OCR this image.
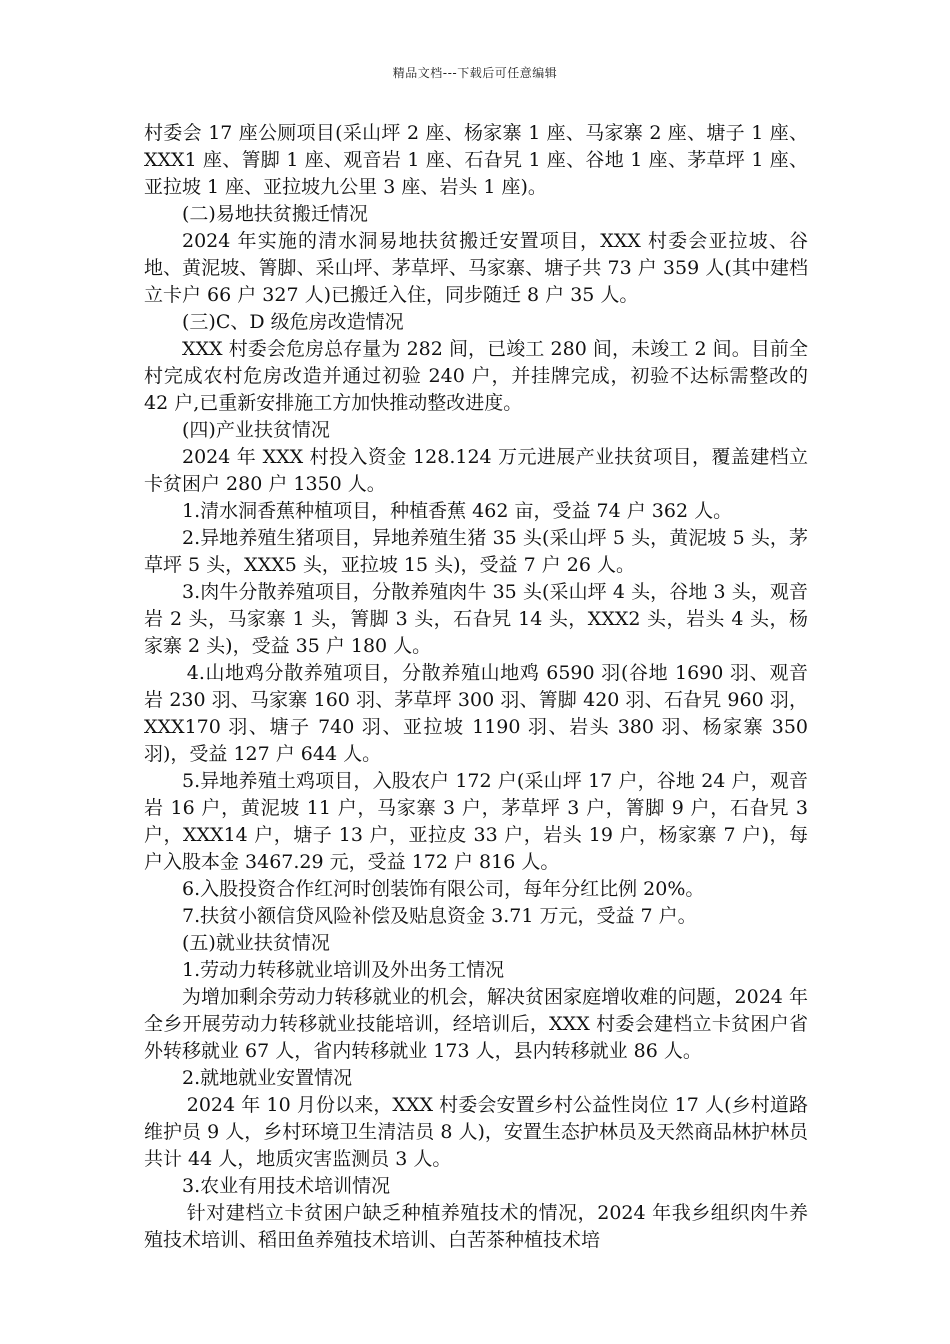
精品文档---下载后可任意编辑

村委会 17 座公厕项目(采山坪 2 座、杨家寨 1 座、马家寨 2 座、塘子 1 座、XXX1 座、箐脚 1 座、观音岩 1 座、石旮旯 1 座、谷地 1 座、茅草坪 1 座、亚拉坡 1 座、亚拉坡九公里 3 座、岩头 1 座)。

(二)易地扶贫搬迁情况

2024 年实施的清水洞易地扶贫搬迁安置项目，XXX 村委会亚拉坡、谷地、黄泥坡、箐脚、采山坪、茅草坪、马家寨、塘子共 73 户 359 人(其中建档立卡户 66 户 327 人)已搬迁入住，同步随迁 8 户 35 人。

(三)C、D 级危房改造情况

XXX 村委会危房总存量为 282 间，已竣工 280 间，未竣工 2 间。目前全村完成农村危房改造并通过初验 240 户，并挂牌完成，初验不达标需整改的 42 户,已重新安排施工方加快推动整改进度。

(四)产业扶贫情况

2024 年 XXX 村投入资金 128.124 万元进展产业扶贫项目，覆盖建档立卡贫困户 280 户 1350 人。

1.清水洞香蕉种植项目，种植香蕉 462 亩，受益 74 户 362 人。

2.异地养殖生猪项目，异地养殖生猪 35 头(采山坪 5 头，黄泥坡 5 头，茅草坪 5 头，XXX5 头，亚拉坡 15 头)，受益 7 户 26 人。

3.肉牛分散养殖项目，分散养殖肉牛 35 头(采山坪 4 头，谷地 3 头，观音岩 2 头，马家寨 1 头，箐脚 3 头，石旮旯 14 头，XXX2 头，岩头 4 头，杨家寨 2 头)，受益 35 户 180 人。

4.山地鸡分散养殖项目，分散养殖山地鸡 6590 羽(谷地 1690 羽、观音岩 230 羽、马家寨 160 羽、茅草坪 300 羽、箐脚 420 羽、石旮旯 960 羽，XXX170 羽、塘子 740 羽、亚拉坡 1190 羽、岩头 380 羽、杨家寨 350 羽)，受益 127 户 644 人。

5.异地养殖土鸡项目，入股农户 172 户(采山坪 17 户，谷地 24 户，观音岩 16 户，黄泥坡 11 户，马家寨 3 户，茅草坪 3 户，箐脚 9 户，石旮旯 3 户，XXX14 户，塘子 13 户，亚拉皮 33 户，岩头 19 户，杨家寨 7 户)，每户入股本金 3467.29 元，受益 172 户 816 人。

6.入股投资合作红河时创装饰有限公司，每年分红比例 20%。

7.扶贫小额信贷风险补偿及贴息资金 3.71 万元，受益 7 户。

(五)就业扶贫情况

1.劳动力转移就业培训及外出务工情况

为增加剩余劳动力转移就业的机会，解决贫困家庭增收难的问题，2024 年全乡开展劳动力转移就业技能培训，经培训后，XXX 村委会建档立卡贫困户省外转移就业 67 人，省内转移就业 173 人，县内转移就业 86 人。

2.就地就业安置情况

2024 年 10 月份以来，XXX 村委会安置乡村公益性岗位 17 人(乡村道路维护员 9 人，乡村环境卫生清洁员 8 人)，安置生态护林员及天然商品林护林员共计 44 人，地质灾害监测员 3 人。

3.农业有用技术培训情况

针对建档立卡贫困户缺乏种植养殖技术的情况，2024 年我乡组织肉牛养殖技术培训、稻田鱼养殖技术培训、白苦茶种植技术培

────

> WHAT TO WORK ON
Restate each entry word for word, please, but drop any images it holds.

> IN RESPONSE
OCR this image.
精品文档---下载后可任意编辑

村委会 17 座公厕项目(采山坪 2 座、杨家寨 1 座、马家寨 2 座、塘子 1 座、XXX1 座、箐脚 1 座、观音岩 1 座、石旮旯 1 座、谷地 1 座、茅草坪 1 座、亚拉坡 1 座、亚拉坡九公里 3 座、岩头 1 座)。

(二)易地扶贫搬迁情况

2024 年实施的清水洞易地扶贫搬迁安置项目，XXX 村委会亚拉坡、谷地、黄泥坡、箐脚、采山坪、茅草坪、马家寨、塘子共 73 户 359 人(其中建档立卡户 66 户 327 人)已搬迁入住，同步随迁 8 户 35 人。

(三)C、D 级危房改造情况

XXX 村委会危房总存量为 282 间，已竣工 280 间，未竣工 2 间。目前全村完成农村危房改造并通过初验 240 户，并挂牌完成，初验不达标需整改的 42 户,已重新安排施工方加快推动整改进度。

(四)产业扶贫情况

2024 年 XXX 村投入资金 128.124 万元进展产业扶贫项目，覆盖建档立卡贫困户 280 户 1350 人。

1.清水洞香蕉种植项目，种植香蕉 462 亩，受益 74 户 362 人。

2.异地养殖生猪项目，异地养殖生猪 35 头(采山坪 5 头，黄泥坡 5 头，茅草坪 5 头，XXX5 头，亚拉坡 15 头)，受益 7 户 26 人。

3.肉牛分散养殖项目，分散养殖肉牛 35 头(采山坪 4 头，谷地 3 头，观音岩 2 头，马家寨 1 头，箐脚 3 头，石旮旯 14 头，XXX2 头，岩头 4 头，杨家寨 2 头)，受益 35 户 180 人。

4.山地鸡分散养殖项目，分散养殖山地鸡 6590 羽(谷地 1690 羽、观音岩 230 羽、马家寨 160 羽、茅草坪 300 羽、箐脚 420 羽、石旮旯 960 羽，XXX170 羽、塘子 740 羽、亚拉坡 1190 羽、岩头 380 羽、杨家寨 350 羽)，受益 127 户 644 人。

5.异地养殖土鸡项目，入股农户 172 户(采山坪 17 户，谷地 24 户，观音岩 16 户，黄泥坡 11 户，马家寨 3 户，茅草坪 3 户，箐脚 9 户，石旮旯 3 户，XXX14 户，塘子 13 户，亚拉皮 33 户，岩头 19 户，杨家寨 7 户)，每户入股本金 3467.29 元，受益 172 户 816 人。

6.入股投资合作红河时创装饰有限公司，每年分红比例 20%。

7.扶贫小额信贷风险补偿及贴息资金 3.71 万元，受益 7 户。

(五)就业扶贫情况

1.劳动力转移就业培训及外出务工情况

为增加剩余劳动力转移就业的机会，解决贫困家庭增收难的问题，2024 年全乡开展劳动力转移就业技能培训，经培训后，XXX 村委会建档立卡贫困户省外转移就业 67 人，省内转移就业 173 人，县内转移就业 86 人。

2.就地就业安置情况

2024 年 10 月份以来，XXX 村委会安置乡村公益性岗位 17 人(乡村道路维护员 9 人，乡村环境卫生清洁员 8 人)，安置生态护林员及天然商品林护林员共计 44 人，地质灾害监测员 3 人。

3.农业有用技术培训情况

针对建档立卡贫困户缺乏种植养殖技术的情况，2024 年我乡组织肉牛养殖技术培训、稻田鱼养殖技术培训、白苦茶种植技术培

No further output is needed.